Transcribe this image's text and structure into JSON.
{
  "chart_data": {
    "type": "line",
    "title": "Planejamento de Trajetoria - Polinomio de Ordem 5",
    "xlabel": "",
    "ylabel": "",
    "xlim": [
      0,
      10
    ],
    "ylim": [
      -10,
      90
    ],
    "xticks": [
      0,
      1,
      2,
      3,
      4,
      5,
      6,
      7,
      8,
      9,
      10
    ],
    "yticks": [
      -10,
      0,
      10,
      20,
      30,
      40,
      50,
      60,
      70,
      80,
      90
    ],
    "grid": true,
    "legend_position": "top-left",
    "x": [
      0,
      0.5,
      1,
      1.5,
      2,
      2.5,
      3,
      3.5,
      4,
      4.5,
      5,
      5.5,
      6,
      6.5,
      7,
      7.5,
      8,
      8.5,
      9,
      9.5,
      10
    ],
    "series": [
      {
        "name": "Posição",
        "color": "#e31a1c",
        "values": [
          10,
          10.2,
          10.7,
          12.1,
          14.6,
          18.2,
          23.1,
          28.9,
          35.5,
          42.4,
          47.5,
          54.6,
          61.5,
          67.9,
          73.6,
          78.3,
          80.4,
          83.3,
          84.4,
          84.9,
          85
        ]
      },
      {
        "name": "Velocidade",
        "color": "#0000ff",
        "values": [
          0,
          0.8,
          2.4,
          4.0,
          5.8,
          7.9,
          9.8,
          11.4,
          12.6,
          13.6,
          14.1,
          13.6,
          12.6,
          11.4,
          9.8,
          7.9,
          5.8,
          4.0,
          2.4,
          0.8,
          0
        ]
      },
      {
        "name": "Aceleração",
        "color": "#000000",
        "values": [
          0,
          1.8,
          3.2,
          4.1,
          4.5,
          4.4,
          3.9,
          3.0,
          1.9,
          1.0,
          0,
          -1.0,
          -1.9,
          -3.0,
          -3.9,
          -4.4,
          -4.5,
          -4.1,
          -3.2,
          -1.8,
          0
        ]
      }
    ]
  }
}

——

Filter the records above for "color" and copy every matching line.

▸ CORRECT OUTPUT
        "color": "#e31a1c",
        "color": "#0000ff",
        "color": "#000000",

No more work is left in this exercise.